- [Material provided]
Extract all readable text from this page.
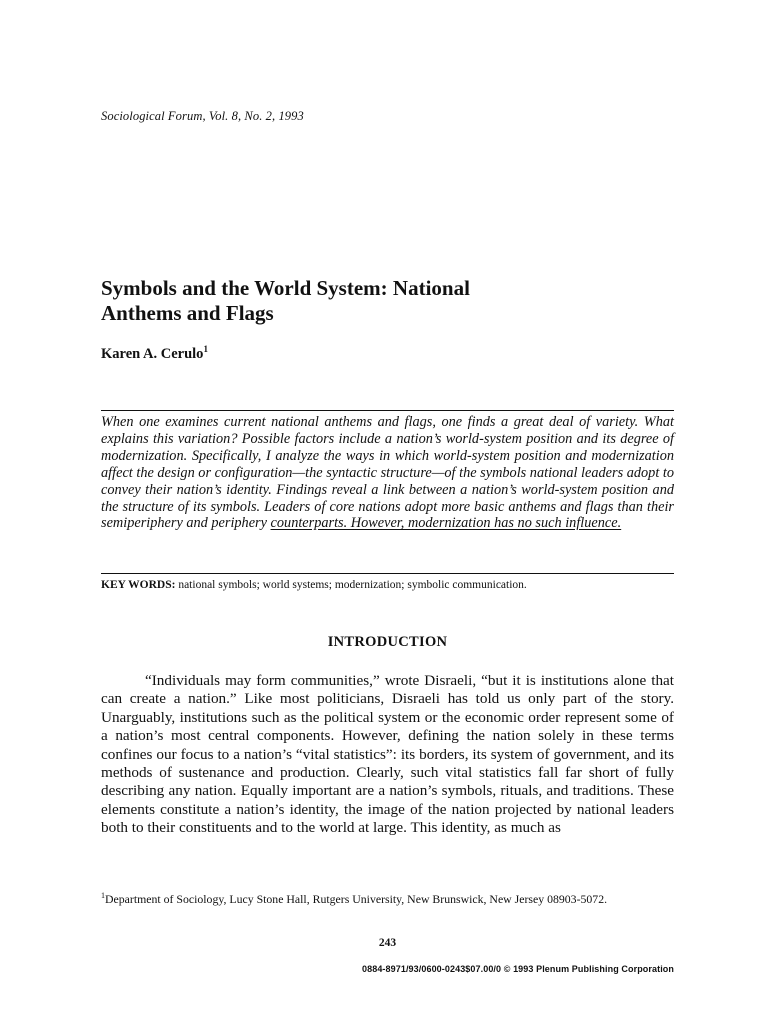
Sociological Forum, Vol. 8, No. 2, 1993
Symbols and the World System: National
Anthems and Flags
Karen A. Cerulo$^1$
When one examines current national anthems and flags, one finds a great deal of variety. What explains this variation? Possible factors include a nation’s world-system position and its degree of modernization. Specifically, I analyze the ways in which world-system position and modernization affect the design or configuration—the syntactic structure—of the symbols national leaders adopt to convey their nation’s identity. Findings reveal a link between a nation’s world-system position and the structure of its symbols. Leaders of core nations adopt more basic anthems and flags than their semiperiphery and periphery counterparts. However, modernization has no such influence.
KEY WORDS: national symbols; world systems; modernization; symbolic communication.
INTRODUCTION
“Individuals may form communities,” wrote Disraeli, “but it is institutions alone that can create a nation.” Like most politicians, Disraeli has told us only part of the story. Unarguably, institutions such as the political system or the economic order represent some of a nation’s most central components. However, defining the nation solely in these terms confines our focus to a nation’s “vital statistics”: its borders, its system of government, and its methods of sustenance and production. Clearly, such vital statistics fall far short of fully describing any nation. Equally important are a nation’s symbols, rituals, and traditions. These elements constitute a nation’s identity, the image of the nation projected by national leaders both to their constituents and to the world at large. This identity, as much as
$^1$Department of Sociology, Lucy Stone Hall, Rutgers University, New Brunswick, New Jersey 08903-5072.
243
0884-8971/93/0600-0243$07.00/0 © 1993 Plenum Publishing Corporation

==

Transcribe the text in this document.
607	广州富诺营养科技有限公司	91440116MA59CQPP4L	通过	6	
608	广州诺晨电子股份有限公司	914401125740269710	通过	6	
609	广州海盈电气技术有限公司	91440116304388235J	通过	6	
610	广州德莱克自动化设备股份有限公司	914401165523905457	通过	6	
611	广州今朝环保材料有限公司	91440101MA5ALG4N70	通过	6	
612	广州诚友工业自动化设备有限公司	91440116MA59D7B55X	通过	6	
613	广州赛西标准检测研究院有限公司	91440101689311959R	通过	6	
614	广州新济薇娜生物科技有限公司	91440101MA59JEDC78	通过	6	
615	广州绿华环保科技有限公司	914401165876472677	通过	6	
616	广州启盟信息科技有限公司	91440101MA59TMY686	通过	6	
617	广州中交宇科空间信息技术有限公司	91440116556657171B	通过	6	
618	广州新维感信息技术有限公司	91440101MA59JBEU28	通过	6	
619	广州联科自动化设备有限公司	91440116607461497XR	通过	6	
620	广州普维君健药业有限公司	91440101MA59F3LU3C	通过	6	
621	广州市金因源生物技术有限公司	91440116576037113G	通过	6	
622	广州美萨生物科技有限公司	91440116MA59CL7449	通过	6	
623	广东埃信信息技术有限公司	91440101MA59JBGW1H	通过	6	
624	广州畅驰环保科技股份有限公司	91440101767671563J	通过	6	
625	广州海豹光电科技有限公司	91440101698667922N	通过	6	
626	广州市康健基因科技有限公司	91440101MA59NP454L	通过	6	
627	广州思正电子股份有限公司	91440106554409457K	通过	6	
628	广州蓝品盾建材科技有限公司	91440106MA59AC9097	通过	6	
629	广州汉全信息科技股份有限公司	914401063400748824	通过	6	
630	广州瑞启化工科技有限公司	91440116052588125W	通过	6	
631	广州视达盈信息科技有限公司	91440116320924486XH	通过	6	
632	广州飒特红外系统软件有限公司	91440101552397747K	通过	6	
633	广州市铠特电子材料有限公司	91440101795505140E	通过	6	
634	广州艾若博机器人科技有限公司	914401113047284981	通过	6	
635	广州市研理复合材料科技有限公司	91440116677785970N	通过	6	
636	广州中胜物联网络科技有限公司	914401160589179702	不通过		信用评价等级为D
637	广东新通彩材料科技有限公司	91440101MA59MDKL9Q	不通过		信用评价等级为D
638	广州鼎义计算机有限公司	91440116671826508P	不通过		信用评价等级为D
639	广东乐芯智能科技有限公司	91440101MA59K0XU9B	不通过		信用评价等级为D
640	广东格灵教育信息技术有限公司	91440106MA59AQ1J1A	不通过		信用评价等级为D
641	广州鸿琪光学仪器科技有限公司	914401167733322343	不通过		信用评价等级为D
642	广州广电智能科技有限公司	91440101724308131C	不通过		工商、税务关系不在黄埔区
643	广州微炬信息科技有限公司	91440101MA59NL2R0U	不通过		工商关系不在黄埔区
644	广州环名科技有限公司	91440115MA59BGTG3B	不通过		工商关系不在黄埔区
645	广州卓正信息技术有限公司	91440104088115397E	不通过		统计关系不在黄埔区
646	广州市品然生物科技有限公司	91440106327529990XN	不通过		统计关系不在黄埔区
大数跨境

...

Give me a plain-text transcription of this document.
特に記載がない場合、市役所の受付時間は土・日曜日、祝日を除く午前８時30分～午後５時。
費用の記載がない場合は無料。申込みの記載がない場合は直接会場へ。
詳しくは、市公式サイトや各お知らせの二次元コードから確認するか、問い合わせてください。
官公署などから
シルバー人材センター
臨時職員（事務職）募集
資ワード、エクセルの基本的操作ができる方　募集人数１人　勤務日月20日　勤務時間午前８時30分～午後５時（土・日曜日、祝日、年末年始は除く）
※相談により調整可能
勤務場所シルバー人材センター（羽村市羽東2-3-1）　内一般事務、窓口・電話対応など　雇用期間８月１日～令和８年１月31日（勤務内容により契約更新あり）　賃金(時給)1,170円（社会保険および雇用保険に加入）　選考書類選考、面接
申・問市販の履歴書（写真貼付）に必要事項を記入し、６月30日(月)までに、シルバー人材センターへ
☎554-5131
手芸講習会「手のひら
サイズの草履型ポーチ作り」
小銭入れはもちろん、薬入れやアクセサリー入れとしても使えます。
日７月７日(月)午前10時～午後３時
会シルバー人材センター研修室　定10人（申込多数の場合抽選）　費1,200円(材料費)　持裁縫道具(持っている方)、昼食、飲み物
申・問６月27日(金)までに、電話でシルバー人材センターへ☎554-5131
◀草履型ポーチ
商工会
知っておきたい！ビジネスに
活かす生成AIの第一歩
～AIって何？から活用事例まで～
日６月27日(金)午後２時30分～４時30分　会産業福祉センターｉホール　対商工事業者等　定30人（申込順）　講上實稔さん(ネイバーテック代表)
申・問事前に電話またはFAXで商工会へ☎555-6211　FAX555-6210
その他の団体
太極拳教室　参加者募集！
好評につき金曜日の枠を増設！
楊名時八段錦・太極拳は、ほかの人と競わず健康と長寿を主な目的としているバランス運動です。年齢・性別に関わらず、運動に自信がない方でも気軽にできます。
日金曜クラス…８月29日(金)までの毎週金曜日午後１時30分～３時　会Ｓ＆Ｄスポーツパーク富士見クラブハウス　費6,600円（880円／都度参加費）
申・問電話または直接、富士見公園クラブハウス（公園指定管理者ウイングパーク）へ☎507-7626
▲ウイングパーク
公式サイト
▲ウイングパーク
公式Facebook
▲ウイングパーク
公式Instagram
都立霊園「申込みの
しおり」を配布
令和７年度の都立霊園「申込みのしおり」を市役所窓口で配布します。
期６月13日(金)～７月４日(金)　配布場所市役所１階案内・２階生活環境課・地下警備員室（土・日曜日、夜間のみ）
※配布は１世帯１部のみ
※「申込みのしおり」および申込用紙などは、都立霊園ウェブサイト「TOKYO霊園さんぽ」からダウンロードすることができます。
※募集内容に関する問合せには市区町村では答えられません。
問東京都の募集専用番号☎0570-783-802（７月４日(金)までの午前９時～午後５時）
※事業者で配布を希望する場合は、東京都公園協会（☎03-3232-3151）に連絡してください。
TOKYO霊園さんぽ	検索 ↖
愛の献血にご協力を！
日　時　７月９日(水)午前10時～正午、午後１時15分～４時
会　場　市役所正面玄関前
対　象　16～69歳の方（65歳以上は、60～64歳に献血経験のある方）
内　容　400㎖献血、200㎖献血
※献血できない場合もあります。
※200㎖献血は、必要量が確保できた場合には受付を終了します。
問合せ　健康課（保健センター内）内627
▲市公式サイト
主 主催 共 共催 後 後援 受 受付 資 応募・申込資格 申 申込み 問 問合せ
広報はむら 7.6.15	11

- [Job] Using the listing, copy every line where the word "document" shows up.

- [The answer]
Transcribe the text in this document.
Give me a plain-text transcription of this document.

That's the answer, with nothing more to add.